REQUIREMENT: Write out every entry exactly as it appears.

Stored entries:
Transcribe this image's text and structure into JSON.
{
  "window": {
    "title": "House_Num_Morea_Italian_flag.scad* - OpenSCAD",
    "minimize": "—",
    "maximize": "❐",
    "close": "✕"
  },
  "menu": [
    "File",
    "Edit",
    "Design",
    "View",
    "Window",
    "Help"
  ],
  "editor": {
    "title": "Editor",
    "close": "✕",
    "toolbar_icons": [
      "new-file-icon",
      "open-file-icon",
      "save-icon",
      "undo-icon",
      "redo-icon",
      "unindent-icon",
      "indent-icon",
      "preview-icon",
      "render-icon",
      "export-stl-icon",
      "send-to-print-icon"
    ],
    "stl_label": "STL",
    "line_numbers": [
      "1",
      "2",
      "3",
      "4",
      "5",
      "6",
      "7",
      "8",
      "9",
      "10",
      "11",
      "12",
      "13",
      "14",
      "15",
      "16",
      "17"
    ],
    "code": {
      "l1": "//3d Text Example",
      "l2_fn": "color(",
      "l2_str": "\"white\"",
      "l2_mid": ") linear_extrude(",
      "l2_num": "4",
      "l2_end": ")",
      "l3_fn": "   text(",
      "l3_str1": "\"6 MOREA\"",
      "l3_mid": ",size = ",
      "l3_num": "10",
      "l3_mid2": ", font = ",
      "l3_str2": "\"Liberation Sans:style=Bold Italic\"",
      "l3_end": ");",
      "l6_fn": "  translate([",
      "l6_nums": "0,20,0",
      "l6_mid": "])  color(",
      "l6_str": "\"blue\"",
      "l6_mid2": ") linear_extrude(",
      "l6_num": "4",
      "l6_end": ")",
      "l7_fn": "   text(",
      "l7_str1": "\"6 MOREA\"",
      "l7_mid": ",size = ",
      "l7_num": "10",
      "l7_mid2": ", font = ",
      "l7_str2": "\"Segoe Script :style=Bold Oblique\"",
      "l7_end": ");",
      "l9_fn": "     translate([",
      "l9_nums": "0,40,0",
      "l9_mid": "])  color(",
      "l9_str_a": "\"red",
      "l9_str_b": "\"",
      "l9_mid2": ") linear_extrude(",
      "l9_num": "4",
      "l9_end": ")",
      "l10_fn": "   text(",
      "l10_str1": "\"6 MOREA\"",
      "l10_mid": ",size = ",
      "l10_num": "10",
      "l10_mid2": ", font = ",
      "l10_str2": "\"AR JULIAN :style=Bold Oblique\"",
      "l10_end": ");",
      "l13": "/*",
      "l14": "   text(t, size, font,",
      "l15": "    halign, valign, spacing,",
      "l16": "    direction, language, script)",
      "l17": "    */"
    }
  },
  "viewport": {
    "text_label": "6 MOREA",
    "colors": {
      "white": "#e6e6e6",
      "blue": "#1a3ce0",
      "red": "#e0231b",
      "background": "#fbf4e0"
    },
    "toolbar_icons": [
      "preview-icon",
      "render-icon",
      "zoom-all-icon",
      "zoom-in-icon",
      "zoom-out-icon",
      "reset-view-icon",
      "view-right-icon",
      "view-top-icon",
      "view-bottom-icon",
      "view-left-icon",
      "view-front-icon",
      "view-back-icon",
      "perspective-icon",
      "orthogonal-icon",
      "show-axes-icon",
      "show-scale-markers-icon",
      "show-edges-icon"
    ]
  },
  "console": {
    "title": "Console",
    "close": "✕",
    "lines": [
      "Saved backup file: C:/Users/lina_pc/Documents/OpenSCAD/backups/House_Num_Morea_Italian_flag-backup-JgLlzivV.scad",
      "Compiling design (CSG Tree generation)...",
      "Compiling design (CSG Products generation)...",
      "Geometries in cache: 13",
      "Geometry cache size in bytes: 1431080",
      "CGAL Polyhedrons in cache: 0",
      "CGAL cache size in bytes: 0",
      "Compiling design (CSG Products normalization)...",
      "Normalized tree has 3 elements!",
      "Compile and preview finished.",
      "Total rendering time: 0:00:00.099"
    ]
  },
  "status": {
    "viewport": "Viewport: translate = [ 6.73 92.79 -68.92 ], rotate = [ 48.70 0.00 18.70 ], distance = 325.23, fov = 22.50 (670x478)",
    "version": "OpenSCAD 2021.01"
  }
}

RIGHT ANSWER:
Transcribe this image's text and structure into JSON.
{
  "window": {
    "title": "House_Num_Morea_Italian_flag.scad* - OpenSCAD",
    "minimize": "—",
    "maximize": "❐",
    "close": "✕"
  },
  "menu": [
    "File",
    "Edit",
    "Design",
    "View",
    "Window",
    "Help"
  ],
  "editor": {
    "title": "Editor",
    "close": "✕",
    "toolbar_icons": [
      "new-file-icon",
      "open-file-icon",
      "save-icon",
      "undo-icon",
      "redo-icon",
      "unindent-icon",
      "indent-icon",
      "preview-icon",
      "render-icon",
      "export-stl-icon",
      "send-to-print-icon"
    ],
    "stl_label": "STL",
    "line_numbers": [
      "1",
      "2",
      "3",
      "4",
      "5",
      "6",
      "7",
      "8",
      "9",
      "10",
      "11",
      "12",
      "13",
      "14",
      "15",
      "16",
      "17"
    ],
    "code": {
      "l1": "//3d Text Example",
      "l2_fn": "color(",
      "l2_str": "\"white\"",
      "l2_mid": ") linear_extrude(",
      "l2_num": "4",
      "l2_end": ")",
      "l3_fn": "   text(",
      "l3_str1": "\"6 MOREA\"",
      "l3_mid": ",size = ",
      "l3_num": "10",
      "l3_mid2": ", font = ",
      "l3_str2": "\"Liberation Sans:style=Bold Italic\"",
      "l3_end": ");",
      "l6_fn": "  translate([",
      "l6_nums": "0,20,0",
      "l6_mid": "])  color(",
      "l6_str": "\"blue\"",
      "l6_mid2": ") linear_extrude(",
      "l6_num": "4",
      "l6_end": ")",
      "l7_fn": "   text(",
      "l7_str1": "\"6 MOREA\"",
      "l7_mid": ",size = ",
      "l7_num": "10",
      "l7_mid2": ", font = ",
      "l7_str2": "\"Segoe Script :style=Bold Oblique\"",
      "l7_end": ");",
      "l9_fn": "     translate([",
      "l9_nums": "0,40,0",
      "l9_mid": "])  color(",
      "l9_str_a": "\"red",
      "l9_str_b": "\"",
      "l9_mid2": ") linear_extrude(",
      "l9_num": "4",
      "l9_end": ")",
      "l10_fn": "   text(",
      "l10_str1": "\"6 MOREA\"",
      "l10_mid": ",size = ",
      "l10_num": "10",
      "l10_mid2": ", font = ",
      "l10_str2": "\"AR JULIAN :style=Bold Oblique\"",
      "l10_end": ");",
      "l13": "/*",
      "l14": "   text(t, size, font,",
      "l15": "    halign, valign, spacing,",
      "l16": "    direction, language, script)",
      "l17": "    */"
    }
  },
  "viewport": {
    "text_label": "6 MOREA",
    "colors": {
      "white": "#e6e6e6",
      "blue": "#1a3ce0",
      "red": "#e0231b",
      "background": "#fbf4e0"
    },
    "toolbar_icons": [
      "preview-icon",
      "render-icon",
      "zoom-all-icon",
      "zoom-in-icon",
      "zoom-out-icon",
      "reset-view-icon",
      "view-right-icon",
      "view-top-icon",
      "view-bottom-icon",
      "view-left-icon",
      "view-front-icon",
      "view-back-icon",
      "perspective-icon",
      "orthogonal-icon",
      "show-axes-icon",
      "show-scale-markers-icon",
      "show-edges-icon"
    ]
  },
  "console": {
    "title": "Console",
    "close": "✕",
    "lines": [
      "Saved backup file: C:/Users/lina_pc/Documents/OpenSCAD/backups/House_Num_Morea_Italian_flag-backup-JgLlzivV.scad",
      "Compiling design (CSG Tree generation)...",
      "Compiling design (CSG Products generation)...",
      "Geometries in cache: 13",
      "Geometry cache size in bytes: 1431080",
      "CGAL Polyhedrons in cache: 0",
      "CGAL cache size in bytes: 0",
      "Compiling design (CSG Products normalization)...",
      "Normalized tree has 3 elements!",
      "Compile and preview finished.",
      "Total rendering time: 0:00:00.099"
    ]
  },
  "status": {
    "viewport": "Viewport: translate = [ 6.73 92.79 -68.92 ], rotate = [ 48.70 0.00 18.70 ], distance = 325.23, fov = 22.50 (670x478)",
    "version": "OpenSCAD 2021.01"
  }
}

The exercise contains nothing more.